> **What you should do**
Copy the records below exactly as they appear, line for line.

==== Exercise inputs ====

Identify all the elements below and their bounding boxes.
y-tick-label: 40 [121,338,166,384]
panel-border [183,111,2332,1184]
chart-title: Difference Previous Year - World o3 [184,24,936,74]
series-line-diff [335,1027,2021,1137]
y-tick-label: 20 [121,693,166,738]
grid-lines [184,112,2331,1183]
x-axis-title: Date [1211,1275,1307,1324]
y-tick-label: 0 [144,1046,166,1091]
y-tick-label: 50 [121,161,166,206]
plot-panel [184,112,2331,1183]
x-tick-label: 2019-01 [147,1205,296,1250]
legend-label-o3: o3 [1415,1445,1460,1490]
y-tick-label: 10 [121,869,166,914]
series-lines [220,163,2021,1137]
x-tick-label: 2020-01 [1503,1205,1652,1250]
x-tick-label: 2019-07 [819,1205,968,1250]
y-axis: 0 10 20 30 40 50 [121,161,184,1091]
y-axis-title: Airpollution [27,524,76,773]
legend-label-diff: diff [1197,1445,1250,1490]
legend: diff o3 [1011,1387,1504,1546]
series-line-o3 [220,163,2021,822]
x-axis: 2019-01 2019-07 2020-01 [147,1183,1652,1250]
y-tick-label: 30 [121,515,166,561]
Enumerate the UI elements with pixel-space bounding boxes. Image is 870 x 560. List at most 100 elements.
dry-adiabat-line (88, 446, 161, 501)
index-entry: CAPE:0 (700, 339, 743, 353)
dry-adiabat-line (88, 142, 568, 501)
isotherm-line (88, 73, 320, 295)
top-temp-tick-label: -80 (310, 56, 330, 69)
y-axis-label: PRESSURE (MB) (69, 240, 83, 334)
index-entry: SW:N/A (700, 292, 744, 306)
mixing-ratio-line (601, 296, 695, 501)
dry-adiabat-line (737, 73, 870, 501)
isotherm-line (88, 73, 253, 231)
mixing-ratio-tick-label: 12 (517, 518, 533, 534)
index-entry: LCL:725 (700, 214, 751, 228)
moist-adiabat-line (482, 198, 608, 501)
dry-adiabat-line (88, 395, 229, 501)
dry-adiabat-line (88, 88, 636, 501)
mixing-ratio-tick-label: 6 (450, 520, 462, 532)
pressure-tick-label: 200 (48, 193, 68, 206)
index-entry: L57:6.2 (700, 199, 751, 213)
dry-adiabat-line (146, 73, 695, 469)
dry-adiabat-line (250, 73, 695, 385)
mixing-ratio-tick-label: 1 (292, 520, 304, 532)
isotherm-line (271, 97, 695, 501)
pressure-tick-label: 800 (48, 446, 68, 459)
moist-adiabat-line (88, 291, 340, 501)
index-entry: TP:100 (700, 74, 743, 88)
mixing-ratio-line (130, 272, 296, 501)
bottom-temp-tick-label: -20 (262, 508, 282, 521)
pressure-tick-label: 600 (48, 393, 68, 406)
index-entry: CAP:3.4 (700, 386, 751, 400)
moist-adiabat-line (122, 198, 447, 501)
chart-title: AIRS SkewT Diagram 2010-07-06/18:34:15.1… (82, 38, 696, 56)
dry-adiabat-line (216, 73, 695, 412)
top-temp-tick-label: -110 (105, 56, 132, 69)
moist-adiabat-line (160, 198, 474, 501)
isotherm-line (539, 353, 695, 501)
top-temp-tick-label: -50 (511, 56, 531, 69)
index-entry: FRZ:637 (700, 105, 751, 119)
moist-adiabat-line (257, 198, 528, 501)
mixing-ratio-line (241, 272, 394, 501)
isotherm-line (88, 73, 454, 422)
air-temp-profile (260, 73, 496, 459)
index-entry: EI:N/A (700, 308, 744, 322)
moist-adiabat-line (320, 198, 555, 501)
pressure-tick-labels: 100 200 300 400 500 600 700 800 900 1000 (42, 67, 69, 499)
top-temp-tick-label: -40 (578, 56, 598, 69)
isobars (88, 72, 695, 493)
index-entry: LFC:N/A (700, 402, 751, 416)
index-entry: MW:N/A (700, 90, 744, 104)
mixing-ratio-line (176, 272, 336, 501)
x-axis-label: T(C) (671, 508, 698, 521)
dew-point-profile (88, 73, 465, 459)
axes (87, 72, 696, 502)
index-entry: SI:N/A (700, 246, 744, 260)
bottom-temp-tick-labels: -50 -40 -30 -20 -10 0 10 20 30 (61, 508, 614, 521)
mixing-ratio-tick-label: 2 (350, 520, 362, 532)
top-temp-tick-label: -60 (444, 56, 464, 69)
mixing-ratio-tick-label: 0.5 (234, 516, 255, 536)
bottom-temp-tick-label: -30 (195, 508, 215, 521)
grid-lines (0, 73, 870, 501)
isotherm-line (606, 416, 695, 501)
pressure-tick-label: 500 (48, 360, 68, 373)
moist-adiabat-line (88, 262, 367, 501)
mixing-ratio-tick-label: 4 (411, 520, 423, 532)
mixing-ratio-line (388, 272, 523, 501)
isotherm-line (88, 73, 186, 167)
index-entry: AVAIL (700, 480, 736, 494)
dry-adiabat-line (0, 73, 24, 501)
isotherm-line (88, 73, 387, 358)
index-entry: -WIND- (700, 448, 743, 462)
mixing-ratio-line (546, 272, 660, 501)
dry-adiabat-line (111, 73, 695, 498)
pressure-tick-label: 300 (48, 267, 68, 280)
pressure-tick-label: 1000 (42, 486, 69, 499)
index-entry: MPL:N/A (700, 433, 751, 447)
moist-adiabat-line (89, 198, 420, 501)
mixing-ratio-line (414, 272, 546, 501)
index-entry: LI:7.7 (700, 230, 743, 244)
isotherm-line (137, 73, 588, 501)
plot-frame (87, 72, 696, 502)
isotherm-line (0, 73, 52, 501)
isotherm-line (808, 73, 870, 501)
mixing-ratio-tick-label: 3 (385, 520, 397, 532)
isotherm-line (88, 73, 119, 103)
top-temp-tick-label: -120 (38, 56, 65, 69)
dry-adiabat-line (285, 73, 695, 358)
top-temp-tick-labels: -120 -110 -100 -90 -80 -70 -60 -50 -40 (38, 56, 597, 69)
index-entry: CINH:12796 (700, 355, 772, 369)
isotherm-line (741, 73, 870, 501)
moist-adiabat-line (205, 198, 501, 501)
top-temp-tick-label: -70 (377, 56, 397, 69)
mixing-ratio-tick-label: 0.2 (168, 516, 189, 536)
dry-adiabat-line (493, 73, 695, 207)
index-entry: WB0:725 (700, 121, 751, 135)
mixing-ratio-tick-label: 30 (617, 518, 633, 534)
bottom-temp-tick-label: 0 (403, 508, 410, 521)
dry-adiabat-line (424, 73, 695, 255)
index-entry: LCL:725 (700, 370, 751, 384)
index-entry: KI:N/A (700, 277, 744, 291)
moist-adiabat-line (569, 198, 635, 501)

====

> **Solution for this task**
Identify all the elements below and their bounding boxes.
y-tick-label: 40 [121,338,166,384]
panel-border [183,111,2332,1184]
chart-title: Difference Previous Year - World o3 [184,24,936,74]
series-line-diff [335,1027,2021,1137]
y-tick-label: 20 [121,693,166,738]
grid-lines [184,112,2331,1183]
x-axis-title: Date [1211,1275,1307,1324]
y-tick-label: 0 [144,1046,166,1091]
y-tick-label: 50 [121,161,166,206]
plot-panel [184,112,2331,1183]
x-tick-label: 2019-01 [147,1205,296,1250]
legend-label-o3: o3 [1415,1445,1460,1490]
y-tick-label: 10 [121,869,166,914]
series-lines [220,163,2021,1137]
x-tick-label: 2020-01 [1503,1205,1652,1250]
x-tick-label: 2019-07 [819,1205,968,1250]
y-axis: 0 10 20 30 40 50 [121,161,184,1091]
y-axis-title: Airpollution [27,524,76,773]
legend-label-diff: diff [1197,1445,1250,1490]
legend: diff o3 [1011,1387,1504,1546]
series-line-o3 [220,163,2021,822]
x-axis: 2019-01 2019-07 2020-01 [147,1183,1652,1250]
y-tick-label: 30 [121,515,166,561]
Enumerate the UI elements with pixel-space bounding boxes. Image is 870 x 560. List at most 100 elements.
dry-adiabat-line (88, 446, 161, 501)
index-entry: CAPE:0 (700, 339, 743, 353)
dry-adiabat-line (88, 142, 568, 501)
isotherm-line (88, 73, 320, 295)
top-temp-tick-label: -80 (310, 56, 330, 69)
y-axis-label: PRESSURE (MB) (69, 240, 83, 334)
index-entry: SW:N/A (700, 292, 744, 306)
mixing-ratio-line (601, 296, 695, 501)
dry-adiabat-line (737, 73, 870, 501)
isotherm-line (88, 73, 253, 231)
mixing-ratio-tick-label: 12 (517, 518, 533, 534)
index-entry: LCL:725 (700, 214, 751, 228)
moist-adiabat-line (482, 198, 608, 501)
dry-adiabat-line (88, 395, 229, 501)
dry-adiabat-line (88, 88, 636, 501)
mixing-ratio-tick-label: 6 (450, 520, 462, 532)
pressure-tick-label: 200 (48, 193, 68, 206)
index-entry: L57:6.2 (700, 199, 751, 213)
dry-adiabat-line (146, 73, 695, 469)
dry-adiabat-line (250, 73, 695, 385)
mixing-ratio-tick-label: 1 (292, 520, 304, 532)
isotherm-line (271, 97, 695, 501)
pressure-tick-label: 800 (48, 446, 68, 459)
moist-adiabat-line (88, 291, 340, 501)
index-entry: TP:100 (700, 74, 743, 88)
mixing-ratio-line (130, 272, 296, 501)
bottom-temp-tick-label: -20 (262, 508, 282, 521)
pressure-tick-label: 600 (48, 393, 68, 406)
index-entry: CAP:3.4 (700, 386, 751, 400)
moist-adiabat-line (122, 198, 447, 501)
chart-title: AIRS SkewT Diagram 2010-07-06/18:34:15.1… (82, 38, 696, 56)
dry-adiabat-line (216, 73, 695, 412)
top-temp-tick-label: -110 (105, 56, 132, 69)
moist-adiabat-line (160, 198, 474, 501)
isotherm-line (539, 353, 695, 501)
top-temp-tick-label: -50 (511, 56, 531, 69)
index-entry: FRZ:637 (700, 105, 751, 119)
moist-adiabat-line (257, 198, 528, 501)
mixing-ratio-line (241, 272, 394, 501)
isotherm-line (88, 73, 454, 422)
air-temp-profile (260, 73, 496, 459)
index-entry: EI:N/A (700, 308, 744, 322)
moist-adiabat-line (320, 198, 555, 501)
pressure-tick-labels: 100 200 300 400 500 600 700 800 900 1000 (42, 67, 69, 499)
top-temp-tick-label: -40 (578, 56, 598, 69)
isobars (88, 72, 695, 493)
index-entry: LFC:N/A (700, 402, 751, 416)
index-entry: MW:N/A (700, 90, 744, 104)
mixing-ratio-line (176, 272, 336, 501)
x-axis-label: T(C) (671, 508, 698, 521)
dew-point-profile (88, 73, 465, 459)
axes (87, 72, 696, 502)
index-entry: SI:N/A (700, 246, 744, 260)
bottom-temp-tick-labels: -50 -40 -30 -20 -10 0 10 20 30 (61, 508, 614, 521)
mixing-ratio-tick-label: 2 (350, 520, 362, 532)
top-temp-tick-label: -60 (444, 56, 464, 69)
mixing-ratio-tick-label: 0.5 (234, 516, 255, 536)
bottom-temp-tick-label: -30 (195, 508, 215, 521)
grid-lines (0, 73, 870, 501)
isotherm-line (606, 416, 695, 501)
pressure-tick-label: 500 (48, 360, 68, 373)
moist-adiabat-line (88, 262, 367, 501)
mixing-ratio-tick-label: 4 (411, 520, 423, 532)
mixing-ratio-line (388, 272, 523, 501)
isotherm-line (88, 73, 186, 167)
index-entry: AVAIL (700, 480, 736, 494)
dry-adiabat-line (0, 73, 24, 501)
isotherm-line (88, 73, 387, 358)
index-entry: -WIND- (700, 448, 743, 462)
mixing-ratio-line (546, 272, 660, 501)
dry-adiabat-line (111, 73, 695, 498)
pressure-tick-label: 300 (48, 267, 68, 280)
pressure-tick-label: 1000 (42, 486, 69, 499)
index-entry: MPL:N/A (700, 433, 751, 447)
moist-adiabat-line (89, 198, 420, 501)
mixing-ratio-line (414, 272, 546, 501)
index-entry: LI:7.7 (700, 230, 743, 244)
isotherm-line (137, 73, 588, 501)
plot-frame (87, 72, 696, 502)
isotherm-line (0, 73, 52, 501)
isotherm-line (808, 73, 870, 501)
mixing-ratio-tick-label: 3 (385, 520, 397, 532)
isotherm-line (88, 73, 119, 103)
top-temp-tick-label: -120 (38, 56, 65, 69)
dry-adiabat-line (285, 73, 695, 358)
top-temp-tick-labels: -120 -110 -100 -90 -80 -70 -60 -50 -40 (38, 56, 597, 69)
index-entry: CINH:12796 (700, 355, 772, 369)
isotherm-line (741, 73, 870, 501)
moist-adiabat-line (205, 198, 501, 501)
top-temp-tick-label: -70 (377, 56, 397, 69)
mixing-ratio-tick-label: 0.2 (168, 516, 189, 536)
dry-adiabat-line (493, 73, 695, 207)
index-entry: WB0:725 (700, 121, 751, 135)
mixing-ratio-tick-label: 30 (617, 518, 633, 534)
bottom-temp-tick-label: 0 (403, 508, 410, 521)
dry-adiabat-line (424, 73, 695, 255)
index-entry: LCL:725 (700, 370, 751, 384)
index-entry: KI:N/A (700, 277, 744, 291)
moist-adiabat-line (569, 198, 635, 501)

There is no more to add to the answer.